▶ [What this task involves] Give every line from the entries that contains "authors".

[Dataset entries]

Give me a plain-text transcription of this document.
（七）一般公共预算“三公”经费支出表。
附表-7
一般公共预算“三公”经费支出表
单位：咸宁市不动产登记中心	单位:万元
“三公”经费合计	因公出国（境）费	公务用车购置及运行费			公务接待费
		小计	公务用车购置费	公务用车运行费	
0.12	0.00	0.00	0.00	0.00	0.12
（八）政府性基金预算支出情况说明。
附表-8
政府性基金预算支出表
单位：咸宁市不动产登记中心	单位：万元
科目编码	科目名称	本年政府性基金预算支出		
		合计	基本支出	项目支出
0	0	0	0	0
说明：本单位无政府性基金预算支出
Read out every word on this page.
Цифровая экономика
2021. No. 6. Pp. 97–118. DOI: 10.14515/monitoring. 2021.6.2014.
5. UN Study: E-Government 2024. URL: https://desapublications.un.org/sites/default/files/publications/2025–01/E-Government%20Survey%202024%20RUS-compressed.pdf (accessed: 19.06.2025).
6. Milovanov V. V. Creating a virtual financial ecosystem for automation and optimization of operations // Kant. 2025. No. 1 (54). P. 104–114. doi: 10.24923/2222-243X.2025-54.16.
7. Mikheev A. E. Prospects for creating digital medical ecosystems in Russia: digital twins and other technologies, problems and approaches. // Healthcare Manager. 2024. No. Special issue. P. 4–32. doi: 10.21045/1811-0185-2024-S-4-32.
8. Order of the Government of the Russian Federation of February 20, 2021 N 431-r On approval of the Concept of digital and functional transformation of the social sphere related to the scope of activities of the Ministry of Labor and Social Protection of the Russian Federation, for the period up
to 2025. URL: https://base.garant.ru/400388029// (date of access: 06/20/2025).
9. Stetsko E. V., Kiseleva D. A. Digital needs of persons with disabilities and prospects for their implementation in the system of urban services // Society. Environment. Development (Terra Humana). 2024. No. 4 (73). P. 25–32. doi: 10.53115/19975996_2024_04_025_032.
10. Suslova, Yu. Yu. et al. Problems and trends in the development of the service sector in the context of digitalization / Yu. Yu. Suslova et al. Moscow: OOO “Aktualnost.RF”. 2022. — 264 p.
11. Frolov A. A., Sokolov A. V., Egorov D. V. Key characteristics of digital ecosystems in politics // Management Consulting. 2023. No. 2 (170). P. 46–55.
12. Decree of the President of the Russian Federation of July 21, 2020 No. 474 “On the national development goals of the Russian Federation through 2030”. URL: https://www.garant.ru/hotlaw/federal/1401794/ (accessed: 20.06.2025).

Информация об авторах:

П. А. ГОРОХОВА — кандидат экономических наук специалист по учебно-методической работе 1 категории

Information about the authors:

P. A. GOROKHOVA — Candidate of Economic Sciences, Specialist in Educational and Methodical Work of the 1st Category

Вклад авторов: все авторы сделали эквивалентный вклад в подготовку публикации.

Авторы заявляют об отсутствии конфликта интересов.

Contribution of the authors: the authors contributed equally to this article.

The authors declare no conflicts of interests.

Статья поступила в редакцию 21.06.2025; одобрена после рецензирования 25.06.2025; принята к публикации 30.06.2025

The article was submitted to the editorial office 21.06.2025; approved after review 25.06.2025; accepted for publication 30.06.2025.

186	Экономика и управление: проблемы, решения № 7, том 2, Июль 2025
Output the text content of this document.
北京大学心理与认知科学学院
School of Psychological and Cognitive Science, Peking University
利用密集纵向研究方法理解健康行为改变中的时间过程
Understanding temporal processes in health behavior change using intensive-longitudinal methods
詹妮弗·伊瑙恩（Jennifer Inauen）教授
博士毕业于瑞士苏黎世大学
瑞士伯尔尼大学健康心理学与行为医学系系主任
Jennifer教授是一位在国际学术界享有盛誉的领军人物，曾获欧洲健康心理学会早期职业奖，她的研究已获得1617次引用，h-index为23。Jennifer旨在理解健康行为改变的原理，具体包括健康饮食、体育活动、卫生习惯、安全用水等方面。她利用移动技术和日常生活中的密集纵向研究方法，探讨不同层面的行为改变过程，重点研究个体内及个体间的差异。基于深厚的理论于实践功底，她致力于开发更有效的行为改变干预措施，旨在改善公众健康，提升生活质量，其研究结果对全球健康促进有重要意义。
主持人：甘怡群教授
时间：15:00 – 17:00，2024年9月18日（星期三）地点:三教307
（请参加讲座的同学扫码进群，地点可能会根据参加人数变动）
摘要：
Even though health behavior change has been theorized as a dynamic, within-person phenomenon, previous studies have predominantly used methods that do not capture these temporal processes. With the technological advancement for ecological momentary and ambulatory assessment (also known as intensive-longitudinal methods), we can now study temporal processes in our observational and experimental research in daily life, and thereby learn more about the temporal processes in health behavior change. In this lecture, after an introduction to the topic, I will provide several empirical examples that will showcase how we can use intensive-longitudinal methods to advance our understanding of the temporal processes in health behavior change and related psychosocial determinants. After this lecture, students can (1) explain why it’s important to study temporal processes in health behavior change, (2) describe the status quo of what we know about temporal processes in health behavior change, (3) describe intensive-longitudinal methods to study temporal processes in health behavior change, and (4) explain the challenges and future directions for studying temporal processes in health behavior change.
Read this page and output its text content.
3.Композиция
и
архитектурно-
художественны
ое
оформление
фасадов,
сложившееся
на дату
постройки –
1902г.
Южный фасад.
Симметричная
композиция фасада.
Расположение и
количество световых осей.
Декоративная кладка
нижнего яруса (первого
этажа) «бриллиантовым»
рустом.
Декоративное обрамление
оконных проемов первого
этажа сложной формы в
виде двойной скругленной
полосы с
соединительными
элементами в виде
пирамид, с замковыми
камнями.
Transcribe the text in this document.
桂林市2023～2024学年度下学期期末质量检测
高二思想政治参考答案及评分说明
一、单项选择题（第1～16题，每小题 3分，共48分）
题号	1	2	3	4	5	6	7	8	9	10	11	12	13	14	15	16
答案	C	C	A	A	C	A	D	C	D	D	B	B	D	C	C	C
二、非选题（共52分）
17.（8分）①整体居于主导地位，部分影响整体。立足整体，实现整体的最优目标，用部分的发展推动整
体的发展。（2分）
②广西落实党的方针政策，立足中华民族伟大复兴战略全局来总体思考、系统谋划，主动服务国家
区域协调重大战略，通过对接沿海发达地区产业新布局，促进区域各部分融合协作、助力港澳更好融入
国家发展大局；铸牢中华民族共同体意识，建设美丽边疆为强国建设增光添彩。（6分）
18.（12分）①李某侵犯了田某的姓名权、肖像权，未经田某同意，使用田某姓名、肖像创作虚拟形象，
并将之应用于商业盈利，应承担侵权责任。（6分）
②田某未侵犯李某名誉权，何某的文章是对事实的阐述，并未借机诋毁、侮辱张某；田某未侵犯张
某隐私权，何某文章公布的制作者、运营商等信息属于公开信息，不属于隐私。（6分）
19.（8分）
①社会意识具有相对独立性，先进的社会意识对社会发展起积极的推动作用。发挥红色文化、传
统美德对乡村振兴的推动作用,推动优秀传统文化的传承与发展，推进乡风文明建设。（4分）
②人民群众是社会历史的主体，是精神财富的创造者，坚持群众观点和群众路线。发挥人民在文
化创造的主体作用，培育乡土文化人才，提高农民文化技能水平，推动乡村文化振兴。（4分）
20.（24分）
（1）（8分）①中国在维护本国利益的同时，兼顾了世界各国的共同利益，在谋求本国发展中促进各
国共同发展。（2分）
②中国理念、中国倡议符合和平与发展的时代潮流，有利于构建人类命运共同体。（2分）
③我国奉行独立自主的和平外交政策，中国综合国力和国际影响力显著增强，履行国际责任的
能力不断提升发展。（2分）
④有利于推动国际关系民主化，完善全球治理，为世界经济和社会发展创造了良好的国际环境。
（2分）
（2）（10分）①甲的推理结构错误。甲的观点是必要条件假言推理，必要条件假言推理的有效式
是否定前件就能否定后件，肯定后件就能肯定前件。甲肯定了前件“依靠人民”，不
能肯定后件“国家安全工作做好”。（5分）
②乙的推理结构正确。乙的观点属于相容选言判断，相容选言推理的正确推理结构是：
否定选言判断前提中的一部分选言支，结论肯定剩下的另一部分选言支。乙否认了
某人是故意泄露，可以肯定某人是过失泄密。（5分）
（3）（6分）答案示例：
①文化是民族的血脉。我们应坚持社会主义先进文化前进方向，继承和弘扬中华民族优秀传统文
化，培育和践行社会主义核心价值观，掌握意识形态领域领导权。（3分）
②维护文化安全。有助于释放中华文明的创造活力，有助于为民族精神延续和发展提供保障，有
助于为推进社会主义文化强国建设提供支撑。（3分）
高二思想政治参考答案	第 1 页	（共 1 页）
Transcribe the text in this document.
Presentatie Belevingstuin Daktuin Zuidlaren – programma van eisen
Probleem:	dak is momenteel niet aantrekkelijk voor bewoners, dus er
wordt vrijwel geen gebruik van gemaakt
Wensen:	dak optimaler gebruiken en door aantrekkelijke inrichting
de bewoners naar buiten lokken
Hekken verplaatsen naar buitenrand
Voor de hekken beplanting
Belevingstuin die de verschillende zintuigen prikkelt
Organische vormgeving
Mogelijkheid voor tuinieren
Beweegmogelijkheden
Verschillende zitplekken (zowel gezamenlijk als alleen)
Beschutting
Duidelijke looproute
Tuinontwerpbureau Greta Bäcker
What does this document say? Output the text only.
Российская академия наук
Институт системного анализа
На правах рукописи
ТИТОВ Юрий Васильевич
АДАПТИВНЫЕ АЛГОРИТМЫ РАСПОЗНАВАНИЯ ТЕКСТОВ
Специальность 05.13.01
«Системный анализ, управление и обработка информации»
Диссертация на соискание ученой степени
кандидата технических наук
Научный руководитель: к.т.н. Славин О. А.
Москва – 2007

▶ [Reply]
Information about the authors:
Contribution of the authors: the authors contributed equally to this article.
The authors declare no conflicts of interests.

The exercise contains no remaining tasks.